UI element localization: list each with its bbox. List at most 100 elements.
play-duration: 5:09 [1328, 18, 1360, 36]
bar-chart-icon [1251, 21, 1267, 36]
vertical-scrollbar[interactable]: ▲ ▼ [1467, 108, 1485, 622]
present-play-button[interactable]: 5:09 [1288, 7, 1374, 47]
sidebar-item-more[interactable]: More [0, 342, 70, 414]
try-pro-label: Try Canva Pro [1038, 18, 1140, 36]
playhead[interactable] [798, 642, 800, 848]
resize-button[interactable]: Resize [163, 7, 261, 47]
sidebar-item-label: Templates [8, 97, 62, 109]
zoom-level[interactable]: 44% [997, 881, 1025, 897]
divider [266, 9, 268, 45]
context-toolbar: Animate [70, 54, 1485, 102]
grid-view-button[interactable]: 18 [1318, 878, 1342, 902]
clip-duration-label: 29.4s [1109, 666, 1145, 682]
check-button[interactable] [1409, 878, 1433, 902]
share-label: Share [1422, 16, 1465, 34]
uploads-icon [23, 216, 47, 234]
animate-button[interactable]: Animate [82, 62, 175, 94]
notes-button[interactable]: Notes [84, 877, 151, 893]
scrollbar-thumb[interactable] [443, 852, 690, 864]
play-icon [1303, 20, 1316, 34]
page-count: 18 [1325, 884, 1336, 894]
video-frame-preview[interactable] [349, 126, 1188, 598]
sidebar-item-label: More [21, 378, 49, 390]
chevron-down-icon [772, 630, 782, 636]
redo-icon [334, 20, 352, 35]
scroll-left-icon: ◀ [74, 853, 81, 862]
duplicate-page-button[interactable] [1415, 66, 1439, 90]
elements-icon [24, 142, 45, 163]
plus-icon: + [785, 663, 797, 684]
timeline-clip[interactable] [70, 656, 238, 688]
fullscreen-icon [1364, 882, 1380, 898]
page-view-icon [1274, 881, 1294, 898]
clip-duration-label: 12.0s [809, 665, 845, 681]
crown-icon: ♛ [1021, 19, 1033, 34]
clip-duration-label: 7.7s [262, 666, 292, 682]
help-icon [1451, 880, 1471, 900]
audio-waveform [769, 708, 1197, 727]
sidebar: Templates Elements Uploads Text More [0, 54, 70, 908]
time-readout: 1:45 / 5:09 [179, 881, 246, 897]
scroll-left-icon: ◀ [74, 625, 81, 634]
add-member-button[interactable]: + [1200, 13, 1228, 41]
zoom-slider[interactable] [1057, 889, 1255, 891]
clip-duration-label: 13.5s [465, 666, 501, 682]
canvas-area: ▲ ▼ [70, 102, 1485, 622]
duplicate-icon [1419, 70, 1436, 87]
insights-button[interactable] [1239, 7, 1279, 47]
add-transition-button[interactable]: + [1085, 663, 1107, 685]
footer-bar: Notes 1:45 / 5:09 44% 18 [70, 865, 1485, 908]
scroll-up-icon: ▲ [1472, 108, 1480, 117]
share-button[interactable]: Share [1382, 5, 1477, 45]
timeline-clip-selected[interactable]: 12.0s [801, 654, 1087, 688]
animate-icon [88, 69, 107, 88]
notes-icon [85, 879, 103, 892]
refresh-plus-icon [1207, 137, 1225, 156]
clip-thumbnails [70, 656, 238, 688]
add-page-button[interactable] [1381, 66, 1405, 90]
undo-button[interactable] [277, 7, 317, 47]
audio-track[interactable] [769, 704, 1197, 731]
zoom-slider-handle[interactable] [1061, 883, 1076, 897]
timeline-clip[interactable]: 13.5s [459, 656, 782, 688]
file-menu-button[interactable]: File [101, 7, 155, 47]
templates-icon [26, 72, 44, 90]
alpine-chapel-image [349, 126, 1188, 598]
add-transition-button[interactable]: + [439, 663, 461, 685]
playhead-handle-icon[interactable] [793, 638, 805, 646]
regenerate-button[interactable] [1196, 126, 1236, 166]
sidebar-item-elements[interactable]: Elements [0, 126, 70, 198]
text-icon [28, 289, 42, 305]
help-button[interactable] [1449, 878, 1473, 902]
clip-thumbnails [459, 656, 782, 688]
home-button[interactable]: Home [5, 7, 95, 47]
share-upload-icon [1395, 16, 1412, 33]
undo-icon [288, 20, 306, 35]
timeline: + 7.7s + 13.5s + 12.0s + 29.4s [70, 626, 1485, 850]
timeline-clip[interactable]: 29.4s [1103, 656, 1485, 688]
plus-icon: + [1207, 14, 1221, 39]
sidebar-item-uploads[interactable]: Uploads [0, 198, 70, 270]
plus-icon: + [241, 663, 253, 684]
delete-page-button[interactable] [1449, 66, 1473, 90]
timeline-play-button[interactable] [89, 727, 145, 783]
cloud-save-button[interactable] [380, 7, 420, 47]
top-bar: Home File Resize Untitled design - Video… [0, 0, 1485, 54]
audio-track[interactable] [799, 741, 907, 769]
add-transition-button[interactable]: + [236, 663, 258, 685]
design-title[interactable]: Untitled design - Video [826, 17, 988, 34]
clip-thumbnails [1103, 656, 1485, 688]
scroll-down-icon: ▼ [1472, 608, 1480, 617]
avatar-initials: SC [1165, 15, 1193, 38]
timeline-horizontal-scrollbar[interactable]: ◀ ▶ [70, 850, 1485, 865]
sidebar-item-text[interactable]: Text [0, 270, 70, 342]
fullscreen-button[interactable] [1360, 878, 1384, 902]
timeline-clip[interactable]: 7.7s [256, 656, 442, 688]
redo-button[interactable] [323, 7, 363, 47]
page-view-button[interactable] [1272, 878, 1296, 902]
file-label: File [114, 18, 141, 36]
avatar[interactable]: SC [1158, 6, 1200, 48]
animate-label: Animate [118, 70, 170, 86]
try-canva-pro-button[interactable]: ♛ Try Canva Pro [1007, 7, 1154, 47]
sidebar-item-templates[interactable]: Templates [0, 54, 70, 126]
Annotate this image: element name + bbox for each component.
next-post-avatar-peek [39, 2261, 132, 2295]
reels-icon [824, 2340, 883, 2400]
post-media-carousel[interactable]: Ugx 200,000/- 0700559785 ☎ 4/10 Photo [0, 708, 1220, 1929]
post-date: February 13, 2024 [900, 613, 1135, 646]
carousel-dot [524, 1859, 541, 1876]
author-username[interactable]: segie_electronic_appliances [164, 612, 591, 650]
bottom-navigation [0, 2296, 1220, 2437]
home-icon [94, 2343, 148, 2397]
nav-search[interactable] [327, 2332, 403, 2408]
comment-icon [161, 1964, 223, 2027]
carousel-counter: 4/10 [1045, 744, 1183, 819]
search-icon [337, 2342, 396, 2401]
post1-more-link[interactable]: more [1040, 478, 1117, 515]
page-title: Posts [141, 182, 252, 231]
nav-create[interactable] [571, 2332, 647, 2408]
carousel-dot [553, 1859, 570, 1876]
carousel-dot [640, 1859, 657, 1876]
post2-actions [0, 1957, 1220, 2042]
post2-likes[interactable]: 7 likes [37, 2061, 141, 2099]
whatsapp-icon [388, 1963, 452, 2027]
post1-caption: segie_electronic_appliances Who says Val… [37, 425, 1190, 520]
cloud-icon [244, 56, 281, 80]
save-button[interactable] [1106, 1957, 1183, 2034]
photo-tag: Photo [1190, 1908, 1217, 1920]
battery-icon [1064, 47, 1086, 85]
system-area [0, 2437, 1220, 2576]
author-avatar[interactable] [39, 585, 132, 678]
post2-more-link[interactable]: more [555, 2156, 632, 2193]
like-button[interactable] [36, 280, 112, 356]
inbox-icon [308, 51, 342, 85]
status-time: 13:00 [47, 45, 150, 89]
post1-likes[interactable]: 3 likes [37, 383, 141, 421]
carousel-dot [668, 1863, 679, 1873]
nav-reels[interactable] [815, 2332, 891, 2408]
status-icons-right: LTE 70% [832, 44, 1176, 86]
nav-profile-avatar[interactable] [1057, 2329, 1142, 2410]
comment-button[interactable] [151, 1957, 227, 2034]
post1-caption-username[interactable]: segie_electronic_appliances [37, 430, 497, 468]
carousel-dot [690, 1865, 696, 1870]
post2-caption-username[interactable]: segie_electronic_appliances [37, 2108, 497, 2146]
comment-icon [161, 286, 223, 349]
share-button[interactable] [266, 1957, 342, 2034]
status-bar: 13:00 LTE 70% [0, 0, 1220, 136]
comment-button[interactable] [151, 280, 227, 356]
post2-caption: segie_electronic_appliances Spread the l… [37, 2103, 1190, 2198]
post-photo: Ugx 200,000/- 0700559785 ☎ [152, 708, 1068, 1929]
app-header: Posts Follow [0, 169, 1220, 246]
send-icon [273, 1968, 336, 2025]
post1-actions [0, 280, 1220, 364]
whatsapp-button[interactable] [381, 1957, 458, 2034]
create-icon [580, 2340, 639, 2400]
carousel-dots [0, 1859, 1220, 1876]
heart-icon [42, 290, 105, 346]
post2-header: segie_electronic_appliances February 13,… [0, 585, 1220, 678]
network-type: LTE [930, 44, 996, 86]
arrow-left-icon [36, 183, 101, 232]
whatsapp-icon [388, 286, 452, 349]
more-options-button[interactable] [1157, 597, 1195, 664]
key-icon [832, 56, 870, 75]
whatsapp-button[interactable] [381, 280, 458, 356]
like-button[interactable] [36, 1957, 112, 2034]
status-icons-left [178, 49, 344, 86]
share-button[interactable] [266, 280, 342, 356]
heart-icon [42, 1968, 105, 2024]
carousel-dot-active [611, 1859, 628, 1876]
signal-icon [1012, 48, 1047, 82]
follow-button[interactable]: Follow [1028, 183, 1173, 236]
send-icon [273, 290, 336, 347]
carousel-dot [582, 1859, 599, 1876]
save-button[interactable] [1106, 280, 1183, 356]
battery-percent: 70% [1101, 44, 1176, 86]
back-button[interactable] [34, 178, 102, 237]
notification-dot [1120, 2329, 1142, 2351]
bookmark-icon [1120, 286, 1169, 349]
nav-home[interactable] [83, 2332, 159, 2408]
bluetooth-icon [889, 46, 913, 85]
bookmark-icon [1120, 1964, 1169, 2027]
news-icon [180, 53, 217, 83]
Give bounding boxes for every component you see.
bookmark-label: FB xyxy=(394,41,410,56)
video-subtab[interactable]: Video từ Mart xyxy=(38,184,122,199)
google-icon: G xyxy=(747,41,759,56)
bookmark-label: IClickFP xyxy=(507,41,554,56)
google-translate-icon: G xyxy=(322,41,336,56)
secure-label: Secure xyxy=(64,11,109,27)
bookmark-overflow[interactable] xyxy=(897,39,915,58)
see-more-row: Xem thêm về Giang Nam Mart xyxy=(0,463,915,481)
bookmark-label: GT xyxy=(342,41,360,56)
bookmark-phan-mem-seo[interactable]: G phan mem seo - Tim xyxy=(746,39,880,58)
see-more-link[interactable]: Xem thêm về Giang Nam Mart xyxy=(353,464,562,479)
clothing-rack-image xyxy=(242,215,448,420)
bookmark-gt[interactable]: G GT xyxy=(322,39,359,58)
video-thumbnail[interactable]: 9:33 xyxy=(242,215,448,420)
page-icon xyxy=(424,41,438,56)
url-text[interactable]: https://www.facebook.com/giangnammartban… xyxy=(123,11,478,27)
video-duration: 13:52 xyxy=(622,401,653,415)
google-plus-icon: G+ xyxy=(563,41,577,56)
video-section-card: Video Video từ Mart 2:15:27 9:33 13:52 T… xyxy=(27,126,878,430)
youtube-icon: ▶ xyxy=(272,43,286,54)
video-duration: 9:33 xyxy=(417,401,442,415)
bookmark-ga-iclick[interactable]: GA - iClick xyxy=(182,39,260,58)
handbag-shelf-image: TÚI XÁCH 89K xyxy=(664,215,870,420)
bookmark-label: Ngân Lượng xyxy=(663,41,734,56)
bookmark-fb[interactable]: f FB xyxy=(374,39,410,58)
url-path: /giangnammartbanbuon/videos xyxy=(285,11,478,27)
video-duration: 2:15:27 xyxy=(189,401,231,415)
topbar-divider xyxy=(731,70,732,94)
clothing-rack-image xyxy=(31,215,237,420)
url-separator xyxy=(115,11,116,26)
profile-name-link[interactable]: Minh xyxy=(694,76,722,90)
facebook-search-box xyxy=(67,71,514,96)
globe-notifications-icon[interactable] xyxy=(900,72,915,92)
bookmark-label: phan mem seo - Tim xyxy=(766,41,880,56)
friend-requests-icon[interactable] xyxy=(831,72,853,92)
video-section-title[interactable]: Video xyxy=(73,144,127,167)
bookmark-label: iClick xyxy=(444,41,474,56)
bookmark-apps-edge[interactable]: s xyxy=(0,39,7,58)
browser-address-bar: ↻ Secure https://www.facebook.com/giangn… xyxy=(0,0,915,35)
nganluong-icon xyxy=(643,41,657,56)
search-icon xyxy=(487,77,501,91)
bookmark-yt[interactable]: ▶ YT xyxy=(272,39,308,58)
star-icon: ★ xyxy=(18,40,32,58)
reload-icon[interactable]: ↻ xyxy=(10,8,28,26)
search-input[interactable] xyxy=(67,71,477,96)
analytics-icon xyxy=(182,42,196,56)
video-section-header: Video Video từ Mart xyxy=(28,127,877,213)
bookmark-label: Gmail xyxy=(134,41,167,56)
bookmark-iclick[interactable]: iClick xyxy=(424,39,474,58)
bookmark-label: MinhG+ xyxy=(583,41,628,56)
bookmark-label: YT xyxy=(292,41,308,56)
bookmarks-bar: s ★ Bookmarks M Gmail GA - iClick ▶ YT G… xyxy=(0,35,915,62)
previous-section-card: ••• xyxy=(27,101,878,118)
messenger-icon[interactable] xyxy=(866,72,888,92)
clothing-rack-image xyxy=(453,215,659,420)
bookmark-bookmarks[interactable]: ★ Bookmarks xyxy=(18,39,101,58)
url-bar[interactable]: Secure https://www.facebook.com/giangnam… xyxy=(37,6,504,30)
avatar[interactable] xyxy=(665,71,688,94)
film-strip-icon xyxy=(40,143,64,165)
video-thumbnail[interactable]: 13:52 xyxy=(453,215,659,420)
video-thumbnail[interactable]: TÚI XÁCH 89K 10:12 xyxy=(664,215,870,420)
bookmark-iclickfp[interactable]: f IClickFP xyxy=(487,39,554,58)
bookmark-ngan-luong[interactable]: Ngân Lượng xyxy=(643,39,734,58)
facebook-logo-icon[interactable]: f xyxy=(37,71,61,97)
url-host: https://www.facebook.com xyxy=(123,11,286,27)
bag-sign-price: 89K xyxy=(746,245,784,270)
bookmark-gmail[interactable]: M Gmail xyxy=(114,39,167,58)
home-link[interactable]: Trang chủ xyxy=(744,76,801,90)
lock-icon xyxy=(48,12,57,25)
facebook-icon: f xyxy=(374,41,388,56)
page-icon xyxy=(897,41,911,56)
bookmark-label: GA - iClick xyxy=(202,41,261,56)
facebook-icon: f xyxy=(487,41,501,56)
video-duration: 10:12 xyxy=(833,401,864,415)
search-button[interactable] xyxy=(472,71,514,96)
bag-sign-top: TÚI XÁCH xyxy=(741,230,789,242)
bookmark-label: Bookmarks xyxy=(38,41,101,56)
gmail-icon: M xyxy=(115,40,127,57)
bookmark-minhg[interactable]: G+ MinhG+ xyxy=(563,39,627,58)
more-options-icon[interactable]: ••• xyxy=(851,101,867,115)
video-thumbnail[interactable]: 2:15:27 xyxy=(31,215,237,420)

- - -

_Problem to solve_
Copy the rows from the first one through the line containing "notes-button[interactable]: Notes [84, 877, 151, 893]", with both ends included, keeping each line unchanged.

_Exercise answer_
UI element localization: list each with its bbox. List at most 100 elements.
play-duration: 5:09 [1328, 18, 1360, 36]
bar-chart-icon [1251, 21, 1267, 36]
vertical-scrollbar[interactable]: ▲ ▼ [1467, 108, 1485, 622]
present-play-button[interactable]: 5:09 [1288, 7, 1374, 47]
sidebar-item-more[interactable]: More [0, 342, 70, 414]
try-pro-label: Try Canva Pro [1038, 18, 1140, 36]
playhead[interactable] [798, 642, 800, 848]
resize-button[interactable]: Resize [163, 7, 261, 47]
sidebar-item-label: Templates [8, 97, 62, 109]
zoom-level[interactable]: 44% [997, 881, 1025, 897]
divider [266, 9, 268, 45]
context-toolbar: Animate [70, 54, 1485, 102]
grid-view-button[interactable]: 18 [1318, 878, 1342, 902]
clip-duration-label: 29.4s [1109, 666, 1145, 682]
check-button[interactable] [1409, 878, 1433, 902]
share-label: Share [1422, 16, 1465, 34]
uploads-icon [23, 216, 47, 234]
animate-button[interactable]: Animate [82, 62, 175, 94]
notes-button[interactable]: Notes [84, 877, 151, 893]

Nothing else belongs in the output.